> **What is expected**:
Write every line out verbatim and omit the pictures.

** Start Extracted entries **

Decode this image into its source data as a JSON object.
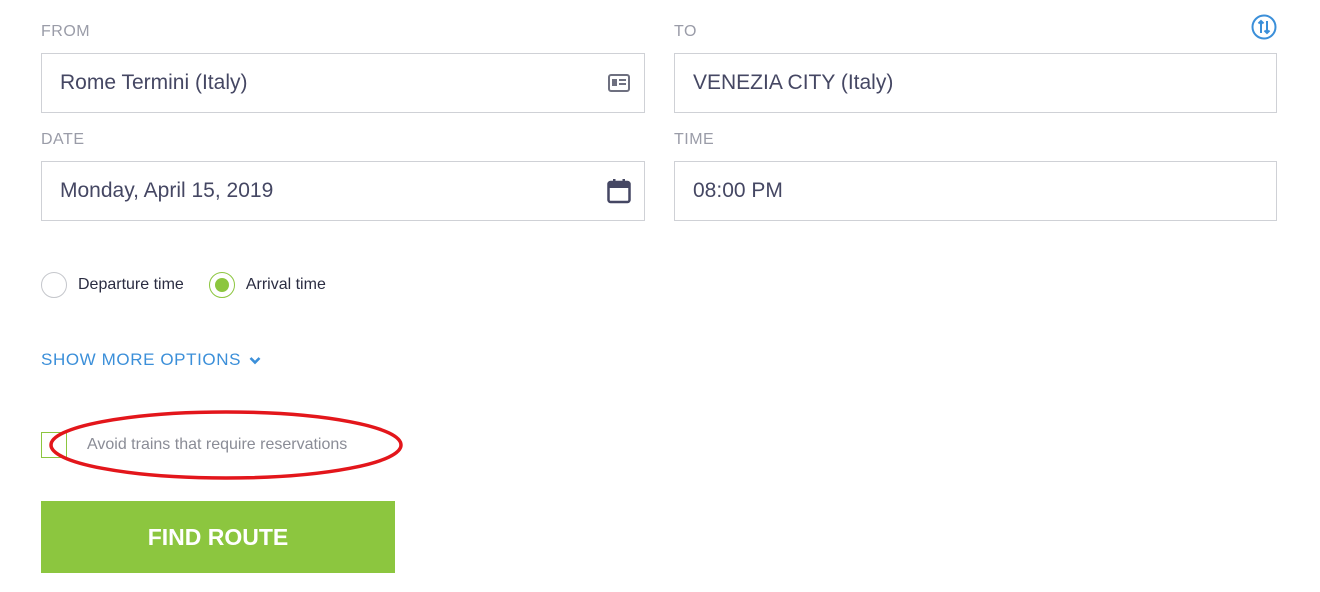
{
  "form": {
    "from": {
      "label": "FROM",
      "value": "Rome Termini (Italy)",
      "icon": "id-card-icon"
    },
    "to": {
      "label": "TO",
      "value": "VENEZIA CITY (Italy)"
    },
    "swap_icon": "swap-icon",
    "date": {
      "label": "DATE",
      "value": "Monday, April 15, 2019",
      "icon": "calendar-icon"
    },
    "time": {
      "label": "TIME",
      "value": "08:00 PM"
    }
  },
  "time_mode": {
    "options": [
      {
        "label": "Departure time",
        "checked": false
      },
      {
        "label": "Arrival time",
        "checked": true
      }
    ]
  },
  "more_options": {
    "label": "SHOW MORE OPTIONS",
    "icon": "chevron-down-icon"
  },
  "reservations_checkbox": {
    "label": "Avoid trains that require reservations",
    "checked": false
  },
  "find_button": {
    "label": "FIND ROUTE"
  },
  "colors": {
    "accent_green": "#8cc63f",
    "link_blue": "#3b8fd9",
    "annotation_red": "#e3161b",
    "input_text": "#454763",
    "label_gray": "#9a9ca8"
  }
}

** End Extracted entries **

> **Response to this task**:
Decode this image into its source data as a JSON object.
{
  "form": {
    "from": {
      "label": "FROM",
      "value": "Rome Termini (Italy)",
      "icon": "id-card-icon"
    },
    "to": {
      "label": "TO",
      "value": "VENEZIA CITY (Italy)"
    },
    "swap_icon": "swap-icon",
    "date": {
      "label": "DATE",
      "value": "Monday, April 15, 2019",
      "icon": "calendar-icon"
    },
    "time": {
      "label": "TIME",
      "value": "08:00 PM"
    }
  },
  "time_mode": {
    "options": [
      {
        "label": "Departure time",
        "checked": false
      },
      {
        "label": "Arrival time",
        "checked": true
      }
    ]
  },
  "more_options": {
    "label": "SHOW MORE OPTIONS",
    "icon": "chevron-down-icon"
  },
  "reservations_checkbox": {
    "label": "Avoid trains that require reservations",
    "checked": false
  },
  "find_button": {
    "label": "FIND ROUTE"
  },
  "colors": {
    "accent_green": "#8cc63f",
    "link_blue": "#3b8fd9",
    "annotation_red": "#e3161b",
    "input_text": "#454763",
    "label_gray": "#9a9ca8"
  }
}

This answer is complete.